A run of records
┏━━

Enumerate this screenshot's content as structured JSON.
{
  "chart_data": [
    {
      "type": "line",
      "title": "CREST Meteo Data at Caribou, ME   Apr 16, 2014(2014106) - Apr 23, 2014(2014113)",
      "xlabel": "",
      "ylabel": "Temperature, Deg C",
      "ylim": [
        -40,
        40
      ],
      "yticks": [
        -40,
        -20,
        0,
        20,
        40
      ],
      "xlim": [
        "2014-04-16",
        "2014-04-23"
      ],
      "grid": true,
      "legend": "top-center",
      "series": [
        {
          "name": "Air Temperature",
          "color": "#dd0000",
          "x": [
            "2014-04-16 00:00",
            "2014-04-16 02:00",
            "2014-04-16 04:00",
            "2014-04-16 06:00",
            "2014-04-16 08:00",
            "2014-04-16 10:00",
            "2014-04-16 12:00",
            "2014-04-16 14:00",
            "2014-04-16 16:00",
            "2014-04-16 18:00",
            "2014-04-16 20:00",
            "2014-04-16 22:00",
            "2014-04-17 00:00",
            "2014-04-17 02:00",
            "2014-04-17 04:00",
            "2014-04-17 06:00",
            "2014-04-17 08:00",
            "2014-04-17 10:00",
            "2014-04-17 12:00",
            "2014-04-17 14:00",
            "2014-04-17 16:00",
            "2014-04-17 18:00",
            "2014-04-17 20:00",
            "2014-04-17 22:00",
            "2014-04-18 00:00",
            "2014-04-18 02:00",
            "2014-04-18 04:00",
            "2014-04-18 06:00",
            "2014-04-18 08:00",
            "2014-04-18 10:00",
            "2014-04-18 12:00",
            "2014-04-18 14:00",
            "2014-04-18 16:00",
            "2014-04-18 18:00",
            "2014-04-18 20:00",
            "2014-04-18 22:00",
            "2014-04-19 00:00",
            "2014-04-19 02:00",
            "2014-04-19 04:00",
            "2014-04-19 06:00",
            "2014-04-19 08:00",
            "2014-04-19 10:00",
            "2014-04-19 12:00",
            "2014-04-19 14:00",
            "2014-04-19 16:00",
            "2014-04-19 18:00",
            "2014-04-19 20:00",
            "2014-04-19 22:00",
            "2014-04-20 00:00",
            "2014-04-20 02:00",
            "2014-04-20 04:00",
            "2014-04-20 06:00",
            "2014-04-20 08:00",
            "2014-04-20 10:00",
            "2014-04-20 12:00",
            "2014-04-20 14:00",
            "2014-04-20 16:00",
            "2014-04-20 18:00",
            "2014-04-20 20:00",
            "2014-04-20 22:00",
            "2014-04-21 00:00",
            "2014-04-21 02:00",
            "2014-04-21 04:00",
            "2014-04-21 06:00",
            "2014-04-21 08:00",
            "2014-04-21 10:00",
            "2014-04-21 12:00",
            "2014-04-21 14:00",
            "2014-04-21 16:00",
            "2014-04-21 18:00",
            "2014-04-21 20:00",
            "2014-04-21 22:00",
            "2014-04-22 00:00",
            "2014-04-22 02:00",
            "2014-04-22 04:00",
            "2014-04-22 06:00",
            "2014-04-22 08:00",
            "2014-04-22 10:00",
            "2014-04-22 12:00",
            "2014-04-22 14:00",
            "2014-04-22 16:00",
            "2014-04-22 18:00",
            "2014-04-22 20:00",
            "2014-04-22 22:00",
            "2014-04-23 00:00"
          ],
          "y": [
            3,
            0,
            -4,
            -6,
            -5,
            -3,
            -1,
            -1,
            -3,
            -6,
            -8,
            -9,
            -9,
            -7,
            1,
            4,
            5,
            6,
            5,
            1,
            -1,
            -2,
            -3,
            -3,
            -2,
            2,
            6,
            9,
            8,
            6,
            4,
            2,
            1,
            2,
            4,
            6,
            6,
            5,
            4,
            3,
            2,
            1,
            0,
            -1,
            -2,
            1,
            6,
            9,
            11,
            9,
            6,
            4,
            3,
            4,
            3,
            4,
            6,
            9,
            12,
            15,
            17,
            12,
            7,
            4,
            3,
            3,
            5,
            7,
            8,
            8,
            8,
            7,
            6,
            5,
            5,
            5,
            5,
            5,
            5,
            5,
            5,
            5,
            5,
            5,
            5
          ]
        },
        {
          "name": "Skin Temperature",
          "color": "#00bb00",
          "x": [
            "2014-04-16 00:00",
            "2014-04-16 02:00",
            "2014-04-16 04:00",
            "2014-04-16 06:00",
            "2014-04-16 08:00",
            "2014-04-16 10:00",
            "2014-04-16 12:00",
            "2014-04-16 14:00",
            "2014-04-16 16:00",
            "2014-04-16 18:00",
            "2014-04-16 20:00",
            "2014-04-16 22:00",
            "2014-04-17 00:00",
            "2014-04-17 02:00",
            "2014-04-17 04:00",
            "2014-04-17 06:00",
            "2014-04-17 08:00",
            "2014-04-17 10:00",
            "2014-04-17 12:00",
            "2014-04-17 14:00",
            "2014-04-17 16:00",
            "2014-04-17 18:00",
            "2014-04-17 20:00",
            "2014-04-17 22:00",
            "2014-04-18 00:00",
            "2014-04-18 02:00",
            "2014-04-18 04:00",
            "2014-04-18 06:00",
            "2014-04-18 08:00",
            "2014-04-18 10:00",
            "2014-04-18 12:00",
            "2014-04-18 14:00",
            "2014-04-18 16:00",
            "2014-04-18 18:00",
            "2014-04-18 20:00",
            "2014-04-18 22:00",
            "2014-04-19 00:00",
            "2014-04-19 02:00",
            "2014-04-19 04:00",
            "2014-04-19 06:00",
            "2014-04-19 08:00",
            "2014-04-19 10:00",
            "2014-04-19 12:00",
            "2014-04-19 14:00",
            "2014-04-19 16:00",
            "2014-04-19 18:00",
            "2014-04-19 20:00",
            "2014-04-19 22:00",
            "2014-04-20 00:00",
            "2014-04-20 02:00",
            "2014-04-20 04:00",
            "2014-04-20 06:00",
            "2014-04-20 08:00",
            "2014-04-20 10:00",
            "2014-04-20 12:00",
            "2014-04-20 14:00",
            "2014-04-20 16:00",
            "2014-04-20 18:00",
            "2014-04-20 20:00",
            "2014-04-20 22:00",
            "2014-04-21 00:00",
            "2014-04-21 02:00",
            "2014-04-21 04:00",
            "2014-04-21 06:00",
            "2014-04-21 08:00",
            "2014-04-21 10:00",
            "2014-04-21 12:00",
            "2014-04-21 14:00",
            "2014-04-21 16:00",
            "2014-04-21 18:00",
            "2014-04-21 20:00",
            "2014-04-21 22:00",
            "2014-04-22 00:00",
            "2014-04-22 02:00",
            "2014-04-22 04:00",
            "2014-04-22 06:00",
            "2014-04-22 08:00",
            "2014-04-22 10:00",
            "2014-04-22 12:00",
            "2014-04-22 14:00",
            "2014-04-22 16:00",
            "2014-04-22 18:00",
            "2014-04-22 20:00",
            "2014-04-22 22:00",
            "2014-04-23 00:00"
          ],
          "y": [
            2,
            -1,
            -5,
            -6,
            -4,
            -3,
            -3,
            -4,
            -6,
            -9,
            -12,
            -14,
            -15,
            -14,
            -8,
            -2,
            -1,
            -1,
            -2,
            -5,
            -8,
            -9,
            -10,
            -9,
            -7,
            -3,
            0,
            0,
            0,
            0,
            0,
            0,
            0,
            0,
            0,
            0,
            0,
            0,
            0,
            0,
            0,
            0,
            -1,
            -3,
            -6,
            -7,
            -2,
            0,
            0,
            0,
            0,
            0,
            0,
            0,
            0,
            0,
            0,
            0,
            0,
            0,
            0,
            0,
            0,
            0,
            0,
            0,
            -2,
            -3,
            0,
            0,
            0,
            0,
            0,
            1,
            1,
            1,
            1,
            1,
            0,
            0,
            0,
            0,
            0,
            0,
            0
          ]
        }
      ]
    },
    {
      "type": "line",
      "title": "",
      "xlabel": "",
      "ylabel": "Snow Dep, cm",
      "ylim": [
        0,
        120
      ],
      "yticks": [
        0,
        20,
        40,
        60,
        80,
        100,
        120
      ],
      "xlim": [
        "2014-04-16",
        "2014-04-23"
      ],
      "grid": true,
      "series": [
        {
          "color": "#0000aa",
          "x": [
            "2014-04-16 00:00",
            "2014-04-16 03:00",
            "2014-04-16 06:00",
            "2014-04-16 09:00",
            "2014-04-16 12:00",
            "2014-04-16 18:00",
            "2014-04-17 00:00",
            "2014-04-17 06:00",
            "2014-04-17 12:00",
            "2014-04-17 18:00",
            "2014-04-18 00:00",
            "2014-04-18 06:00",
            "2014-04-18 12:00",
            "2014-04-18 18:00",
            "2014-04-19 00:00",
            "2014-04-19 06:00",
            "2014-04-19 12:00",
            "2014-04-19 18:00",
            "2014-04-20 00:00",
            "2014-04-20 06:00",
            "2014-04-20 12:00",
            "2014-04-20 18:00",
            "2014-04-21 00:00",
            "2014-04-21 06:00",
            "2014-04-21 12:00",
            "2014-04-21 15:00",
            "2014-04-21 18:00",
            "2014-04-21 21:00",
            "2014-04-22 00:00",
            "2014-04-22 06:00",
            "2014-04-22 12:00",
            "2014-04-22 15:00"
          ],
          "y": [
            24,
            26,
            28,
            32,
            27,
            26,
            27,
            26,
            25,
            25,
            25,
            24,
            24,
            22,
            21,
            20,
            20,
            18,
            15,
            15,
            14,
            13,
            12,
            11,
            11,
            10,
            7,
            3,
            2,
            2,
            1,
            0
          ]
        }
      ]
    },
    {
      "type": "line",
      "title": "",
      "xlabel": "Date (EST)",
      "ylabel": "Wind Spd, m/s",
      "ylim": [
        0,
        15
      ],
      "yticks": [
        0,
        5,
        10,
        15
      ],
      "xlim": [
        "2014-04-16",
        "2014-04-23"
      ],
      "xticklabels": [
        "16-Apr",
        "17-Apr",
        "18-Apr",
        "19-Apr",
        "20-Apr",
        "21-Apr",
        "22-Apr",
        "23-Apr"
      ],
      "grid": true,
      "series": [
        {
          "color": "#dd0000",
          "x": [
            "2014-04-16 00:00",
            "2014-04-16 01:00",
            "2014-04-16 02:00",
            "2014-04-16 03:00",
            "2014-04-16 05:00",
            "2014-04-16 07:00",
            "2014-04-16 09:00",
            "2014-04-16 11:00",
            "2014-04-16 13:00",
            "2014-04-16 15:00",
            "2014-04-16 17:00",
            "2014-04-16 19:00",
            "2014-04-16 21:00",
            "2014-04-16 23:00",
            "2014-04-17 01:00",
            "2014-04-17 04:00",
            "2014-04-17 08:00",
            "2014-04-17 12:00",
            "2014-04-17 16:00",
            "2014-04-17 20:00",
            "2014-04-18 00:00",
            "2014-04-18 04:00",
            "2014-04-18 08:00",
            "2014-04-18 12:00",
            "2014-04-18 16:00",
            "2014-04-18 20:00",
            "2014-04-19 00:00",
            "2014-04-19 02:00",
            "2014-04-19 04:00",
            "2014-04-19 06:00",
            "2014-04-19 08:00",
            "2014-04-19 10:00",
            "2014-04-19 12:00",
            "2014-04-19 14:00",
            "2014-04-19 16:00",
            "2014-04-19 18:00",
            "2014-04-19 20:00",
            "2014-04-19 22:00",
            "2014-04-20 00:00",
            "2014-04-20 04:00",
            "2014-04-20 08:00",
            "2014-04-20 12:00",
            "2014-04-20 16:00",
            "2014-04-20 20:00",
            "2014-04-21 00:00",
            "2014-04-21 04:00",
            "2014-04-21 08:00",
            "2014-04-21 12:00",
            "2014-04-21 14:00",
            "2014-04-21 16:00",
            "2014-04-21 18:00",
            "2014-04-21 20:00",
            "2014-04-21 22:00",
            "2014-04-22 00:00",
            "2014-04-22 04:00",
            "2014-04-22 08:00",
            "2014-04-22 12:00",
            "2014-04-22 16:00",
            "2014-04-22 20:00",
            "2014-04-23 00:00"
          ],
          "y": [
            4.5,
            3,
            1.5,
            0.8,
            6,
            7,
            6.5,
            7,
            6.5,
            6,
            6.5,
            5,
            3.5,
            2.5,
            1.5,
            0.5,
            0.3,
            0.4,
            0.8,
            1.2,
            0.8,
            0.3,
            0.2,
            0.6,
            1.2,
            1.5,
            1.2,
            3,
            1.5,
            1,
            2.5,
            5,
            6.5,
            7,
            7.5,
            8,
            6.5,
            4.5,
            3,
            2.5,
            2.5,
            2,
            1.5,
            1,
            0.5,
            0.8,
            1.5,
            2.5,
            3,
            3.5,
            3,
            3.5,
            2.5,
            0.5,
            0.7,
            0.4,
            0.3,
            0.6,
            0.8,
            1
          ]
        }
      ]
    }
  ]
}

┗━━

• _Problem to work on_: Only lines holding the string "color" are wanted; gather each one from the entries above.

• _Full output_:
          "color": "#dd0000",
          "color": "#00bb00",
          "color": "#0000aa",
          "color": "#dd0000",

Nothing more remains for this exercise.